> **Provided records**
* * * * *

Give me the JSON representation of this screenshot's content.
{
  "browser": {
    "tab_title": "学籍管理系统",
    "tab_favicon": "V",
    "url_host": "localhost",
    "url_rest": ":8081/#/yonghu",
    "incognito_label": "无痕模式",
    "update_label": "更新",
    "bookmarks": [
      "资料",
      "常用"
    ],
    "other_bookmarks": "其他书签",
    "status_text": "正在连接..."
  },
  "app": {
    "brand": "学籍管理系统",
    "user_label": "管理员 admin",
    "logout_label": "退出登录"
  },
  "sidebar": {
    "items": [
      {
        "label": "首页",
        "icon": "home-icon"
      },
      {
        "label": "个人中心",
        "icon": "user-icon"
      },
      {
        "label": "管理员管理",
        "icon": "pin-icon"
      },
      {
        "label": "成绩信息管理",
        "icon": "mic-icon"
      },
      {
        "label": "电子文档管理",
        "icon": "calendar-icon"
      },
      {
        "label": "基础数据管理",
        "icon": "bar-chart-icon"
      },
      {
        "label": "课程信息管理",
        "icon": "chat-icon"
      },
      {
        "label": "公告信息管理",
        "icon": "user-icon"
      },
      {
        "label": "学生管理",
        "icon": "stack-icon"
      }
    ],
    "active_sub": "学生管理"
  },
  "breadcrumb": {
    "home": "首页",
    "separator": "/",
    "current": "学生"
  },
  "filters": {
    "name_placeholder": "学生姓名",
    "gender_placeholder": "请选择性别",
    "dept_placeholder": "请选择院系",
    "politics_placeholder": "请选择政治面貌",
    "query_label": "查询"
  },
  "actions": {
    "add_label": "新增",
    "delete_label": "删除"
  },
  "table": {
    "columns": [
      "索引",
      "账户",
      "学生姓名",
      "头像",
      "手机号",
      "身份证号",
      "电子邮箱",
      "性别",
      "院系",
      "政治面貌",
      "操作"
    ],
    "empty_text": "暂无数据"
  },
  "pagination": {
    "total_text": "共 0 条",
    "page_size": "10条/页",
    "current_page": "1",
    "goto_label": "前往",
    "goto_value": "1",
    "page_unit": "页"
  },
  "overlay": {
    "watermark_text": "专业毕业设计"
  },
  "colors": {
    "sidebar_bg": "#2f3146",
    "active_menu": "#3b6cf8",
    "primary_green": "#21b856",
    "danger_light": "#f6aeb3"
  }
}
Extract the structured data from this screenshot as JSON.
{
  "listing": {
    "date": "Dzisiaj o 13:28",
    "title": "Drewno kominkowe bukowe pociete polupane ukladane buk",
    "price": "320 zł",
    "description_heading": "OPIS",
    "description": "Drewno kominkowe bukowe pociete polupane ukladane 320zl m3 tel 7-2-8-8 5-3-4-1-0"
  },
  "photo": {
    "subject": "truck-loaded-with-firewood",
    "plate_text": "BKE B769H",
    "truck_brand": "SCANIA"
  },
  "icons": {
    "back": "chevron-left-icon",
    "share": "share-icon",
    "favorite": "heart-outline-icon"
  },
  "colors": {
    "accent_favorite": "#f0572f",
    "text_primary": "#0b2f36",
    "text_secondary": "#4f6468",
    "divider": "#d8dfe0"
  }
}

* * * * *

Reproduce every line of the data verbatim.

> **Completed task**
Give me the JSON representation of this screenshot's content.
{
  "browser": {
    "tab_title": "学籍管理系统",
    "tab_favicon": "V",
    "url_host": "localhost",
    "url_rest": ":8081/#/yonghu",
    "incognito_label": "无痕模式",
    "update_label": "更新",
    "bookmarks": [
      "资料",
      "常用"
    ],
    "other_bookmarks": "其他书签",
    "status_text": "正在连接..."
  },
  "app": {
    "brand": "学籍管理系统",
    "user_label": "管理员 admin",
    "logout_label": "退出登录"
  },
  "sidebar": {
    "items": [
      {
        "label": "首页",
        "icon": "home-icon"
      },
      {
        "label": "个人中心",
        "icon": "user-icon"
      },
      {
        "label": "管理员管理",
        "icon": "pin-icon"
      },
      {
        "label": "成绩信息管理",
        "icon": "mic-icon"
      },
      {
        "label": "电子文档管理",
        "icon": "calendar-icon"
      },
      {
        "label": "基础数据管理",
        "icon": "bar-chart-icon"
      },
      {
        "label": "课程信息管理",
        "icon": "chat-icon"
      },
      {
        "label": "公告信息管理",
        "icon": "user-icon"
      },
      {
        "label": "学生管理",
        "icon": "stack-icon"
      }
    ],
    "active_sub": "学生管理"
  },
  "breadcrumb": {
    "home": "首页",
    "separator": "/",
    "current": "学生"
  },
  "filters": {
    "name_placeholder": "学生姓名",
    "gender_placeholder": "请选择性别",
    "dept_placeholder": "请选择院系",
    "politics_placeholder": "请选择政治面貌",
    "query_label": "查询"
  },
  "actions": {
    "add_label": "新增",
    "delete_label": "删除"
  },
  "table": {
    "columns": [
      "索引",
      "账户",
      "学生姓名",
      "头像",
      "手机号",
      "身份证号",
      "电子邮箱",
      "性别",
      "院系",
      "政治面貌",
      "操作"
    ],
    "empty_text": "暂无数据"
  },
  "pagination": {
    "total_text": "共 0 条",
    "page_size": "10条/页",
    "current_page": "1",
    "goto_label": "前往",
    "goto_value": "1",
    "page_unit": "页"
  },
  "overlay": {
    "watermark_text": "专业毕业设计"
  },
  "colors": {
    "sidebar_bg": "#2f3146",
    "active_menu": "#3b6cf8",
    "primary_green": "#21b856",
    "danger_light": "#f6aeb3"
  }
}
Extract the structured data from this screenshot as JSON.
{
  "listing": {
    "date": "Dzisiaj o 13:28",
    "title": "Drewno kominkowe bukowe pociete polupane ukladane buk",
    "price": "320 zł",
    "description_heading": "OPIS",
    "description": "Drewno kominkowe bukowe pociete polupane ukladane 320zl m3 tel 7-2-8-8 5-3-4-1-0"
  },
  "photo": {
    "subject": "truck-loaded-with-firewood",
    "plate_text": "BKE B769H",
    "truck_brand": "SCANIA"
  },
  "icons": {
    "back": "chevron-left-icon",
    "share": "share-icon",
    "favorite": "heart-outline-icon"
  },
  "colors": {
    "accent_favorite": "#f0572f",
    "text_primary": "#0b2f36",
    "text_secondary": "#4f6468",
    "divider": "#d8dfe0"
  }
}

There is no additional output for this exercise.